PROBLEM STATEMENT:
Write out the records word for word, with no pictures.

STORED DATA:
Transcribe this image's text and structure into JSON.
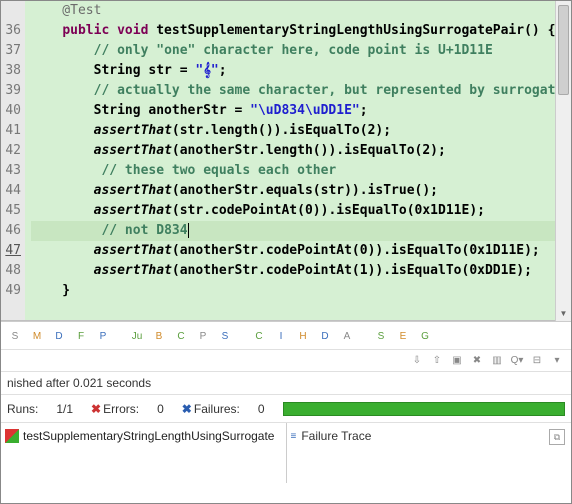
{
  "editor": {
    "lines": [
      {
        "num": "",
        "parts": [
          {
            "cls": "annot",
            "txt": "    @Test"
          }
        ]
      },
      {
        "num": "36",
        "parts": [
          {
            "cls": "plain",
            "txt": "    "
          },
          {
            "cls": "kw",
            "txt": "public void"
          },
          {
            "cls": "plain",
            "txt": " testSupplementaryStringLengthUsingSurrogatePair() {"
          }
        ]
      },
      {
        "num": "37",
        "parts": [
          {
            "cls": "plain",
            "txt": "        "
          },
          {
            "cls": "comment",
            "txt": "// only \"one\" character here, code point is U+1D11E"
          }
        ]
      },
      {
        "num": "38",
        "parts": [
          {
            "cls": "plain",
            "txt": "        String str = "
          },
          {
            "cls": "str",
            "txt": "\"𝄞\""
          },
          {
            "cls": "plain",
            "txt": ";"
          }
        ]
      },
      {
        "num": "39",
        "parts": [
          {
            "cls": "plain",
            "txt": "        "
          },
          {
            "cls": "comment",
            "txt": "// actually the same character, but represented by surrogate pair"
          }
        ]
      },
      {
        "num": "40",
        "parts": [
          {
            "cls": "plain",
            "txt": "        String anotherStr = "
          },
          {
            "cls": "str",
            "txt": "\"\\uD834\\uDD1E\""
          },
          {
            "cls": "plain",
            "txt": ";"
          }
        ]
      },
      {
        "num": "41",
        "parts": [
          {
            "cls": "plain",
            "txt": "        "
          },
          {
            "cls": "method-italic",
            "txt": "assertThat"
          },
          {
            "cls": "plain",
            "txt": "(str.length()).isEqualTo(2);"
          }
        ]
      },
      {
        "num": "42",
        "parts": [
          {
            "cls": "plain",
            "txt": "        "
          },
          {
            "cls": "method-italic",
            "txt": "assertThat"
          },
          {
            "cls": "plain",
            "txt": "(anotherStr.length()).isEqualTo(2);"
          }
        ]
      },
      {
        "num": "43",
        "parts": [
          {
            "cls": "plain",
            "txt": "         "
          },
          {
            "cls": "comment",
            "txt": "// these two equals each other"
          }
        ]
      },
      {
        "num": "44",
        "parts": [
          {
            "cls": "plain",
            "txt": "        "
          },
          {
            "cls": "method-italic",
            "txt": "assertThat"
          },
          {
            "cls": "plain",
            "txt": "(anotherStr.equals(str)).isTrue();"
          }
        ]
      },
      {
        "num": "45",
        "parts": [
          {
            "cls": "plain",
            "txt": "        "
          },
          {
            "cls": "method-italic",
            "txt": "assertThat"
          },
          {
            "cls": "plain",
            "txt": "(str.codePointAt(0)).isEqualTo(0x1D11E);"
          }
        ]
      },
      {
        "num": "46",
        "current": true,
        "parts": [
          {
            "cls": "plain",
            "txt": "         "
          },
          {
            "cls": "comment",
            "txt": "// not D834"
          }
        ]
      },
      {
        "num": "47",
        "underline": true,
        "parts": [
          {
            "cls": "plain",
            "txt": "        "
          },
          {
            "cls": "method-italic",
            "txt": "assertThat"
          },
          {
            "cls": "plain",
            "txt": "(anotherStr.codePointAt(0)).isEqualTo(0x1D11E);"
          }
        ]
      },
      {
        "num": "48",
        "parts": [
          {
            "cls": "plain",
            "txt": "        "
          },
          {
            "cls": "method-italic",
            "txt": "assertThat"
          },
          {
            "cls": "plain",
            "txt": "(anotherStr.codePointAt(1)).isEqualTo(0xDD1E);"
          }
        ]
      },
      {
        "num": "49",
        "parts": [
          {
            "cls": "plain",
            "txt": "    }"
          }
        ]
      }
    ]
  },
  "toolbar": {
    "icons_row1": [
      "S",
      "M",
      "D",
      "F",
      "P",
      "Ju",
      "B",
      "C",
      "P",
      "S",
      "C",
      "I",
      "H",
      "D",
      "A",
      "S",
      "E",
      "G"
    ],
    "icons_row2": [
      "⇩",
      "⇧",
      "▣",
      "✖",
      "▥",
      "Q▾",
      "⊟",
      "▾"
    ]
  },
  "status": {
    "text": "nished after 0.021 seconds"
  },
  "runs": {
    "runs_label": "Runs:",
    "runs_value": "1/1",
    "errors_label": "Errors:",
    "errors_value": "0",
    "failures_label": "Failures:",
    "failures_value": "0"
  },
  "results": {
    "test_name": "testSupplementaryStringLengthUsingSurrogate",
    "failure_trace_label": "Failure Trace"
  }
}
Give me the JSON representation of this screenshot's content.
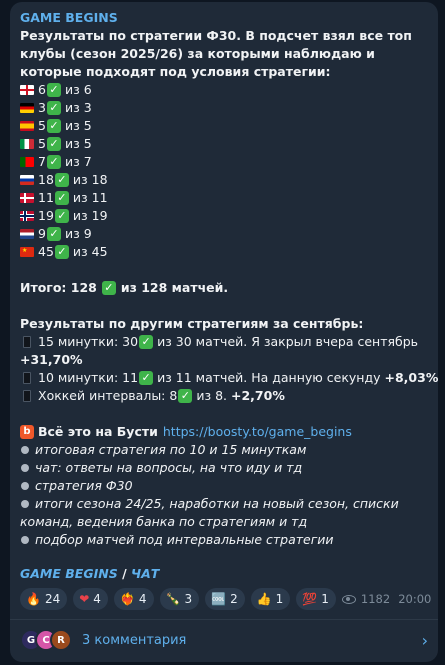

OUTPUT:
Transcribe this image's text and structure into JSON.
{
  "editor": {
    "lines": [
      {
        "num": "",
        "parts": [
          {
            "cls": "annot",
            "txt": "    @Test"
          }
        ]
      },
      {
        "num": "36",
        "parts": [
          {
            "cls": "plain",
            "txt": "    "
          },
          {
            "cls": "kw",
            "txt": "public void"
          },
          {
            "cls": "plain",
            "txt": " testSupplementaryStringLengthUsingSurrogatePair() {"
          }
        ]
      },
      {
        "num": "37",
        "parts": [
          {
            "cls": "plain",
            "txt": "        "
          },
          {
            "cls": "comment",
            "txt": "// only \"one\" character here, code point is U+1D11E"
          }
        ]
      },
      {
        "num": "38",
        "parts": [
          {
            "cls": "plain",
            "txt": "        String str = "
          },
          {
            "cls": "str",
            "txt": "\"𝄞\""
          },
          {
            "cls": "plain",
            "txt": ";"
          }
        ]
      },
      {
        "num": "39",
        "parts": [
          {
            "cls": "plain",
            "txt": "        "
          },
          {
            "cls": "comment",
            "txt": "// actually the same character, but represented by surrogate pair"
          }
        ]
      },
      {
        "num": "40",
        "parts": [
          {
            "cls": "plain",
            "txt": "        String anotherStr = "
          },
          {
            "cls": "str",
            "txt": "\"\\uD834\\uDD1E\""
          },
          {
            "cls": "plain",
            "txt": ";"
          }
        ]
      },
      {
        "num": "41",
        "parts": [
          {
            "cls": "plain",
            "txt": "        "
          },
          {
            "cls": "method-italic",
            "txt": "assertThat"
          },
          {
            "cls": "plain",
            "txt": "(str.length()).isEqualTo(2);"
          }
        ]
      },
      {
        "num": "42",
        "parts": [
          {
            "cls": "plain",
            "txt": "        "
          },
          {
            "cls": "method-italic",
            "txt": "assertThat"
          },
          {
            "cls": "plain",
            "txt": "(anotherStr.length()).isEqualTo(2);"
          }
        ]
      },
      {
        "num": "43",
        "parts": [
          {
            "cls": "plain",
            "txt": "         "
          },
          {
            "cls": "comment",
            "txt": "// these two equals each other"
          }
        ]
      },
      {
        "num": "44",
        "parts": [
          {
            "cls": "plain",
            "txt": "        "
          },
          {
            "cls": "method-italic",
            "txt": "assertThat"
          },
          {
            "cls": "plain",
            "txt": "(anotherStr.equals(str)).isTrue();"
          }
        ]
      },
      {
        "num": "45",
        "parts": [
          {
            "cls": "plain",
            "txt": "        "
          },
          {
            "cls": "method-italic",
            "txt": "assertThat"
          },
          {
            "cls": "plain",
            "txt": "(str.codePointAt(0)).isEqualTo(0x1D11E);"
          }
        ]
      },
      {
        "num": "46",
        "current": true,
        "parts": [
          {
            "cls": "plain",
            "txt": "         "
          },
          {
            "cls": "comment",
            "txt": "// not D834"
          }
        ]
      },
      {
        "num": "47",
        "underline": true,
        "parts": [
          {
            "cls": "plain",
            "txt": "        "
          },
          {
            "cls": "method-italic",
            "txt": "assertThat"
          },
          {
            "cls": "plain",
            "txt": "(anotherStr.codePointAt(0)).isEqualTo(0x1D11E);"
          }
        ]
      },
      {
        "num": "48",
        "parts": [
          {
            "cls": "plain",
            "txt": "        "
          },
          {
            "cls": "method-italic",
            "txt": "assertThat"
          },
          {
            "cls": "plain",
            "txt": "(anotherStr.codePointAt(1)).isEqualTo(0xDD1E);"
          }
        ]
      },
      {
        "num": "49",
        "parts": [
          {
            "cls": "plain",
            "txt": "    }"
          }
        ]
      }
    ]
  },
  "toolbar": {
    "icons_row1": [
      "S",
      "M",
      "D",
      "F",
      "P",
      "Ju",
      "B",
      "C",
      "P",
      "S",
      "C",
      "I",
      "H",
      "D",
      "A",
      "S",
      "E",
      "G"
    ],
    "icons_row2": [
      "⇩",
      "⇧",
      "▣",
      "✖",
      "▥",
      "Q▾",
      "⊟",
      "▾"
    ]
  },
  "status": {
    "text": "nished after 0.021 seconds"
  },
  "runs": {
    "runs_label": "Runs:",
    "runs_value": "1/1",
    "errors_label": "Errors:",
    "errors_value": "0",
    "failures_label": "Failures:",
    "failures_value": "0"
  },
  "results": {
    "test_name": "testSupplementaryStringLengthUsingSurrogate",
    "failure_trace_label": "Failure Trace"
  }
}
Give me the JSON representation of this screenshot's content.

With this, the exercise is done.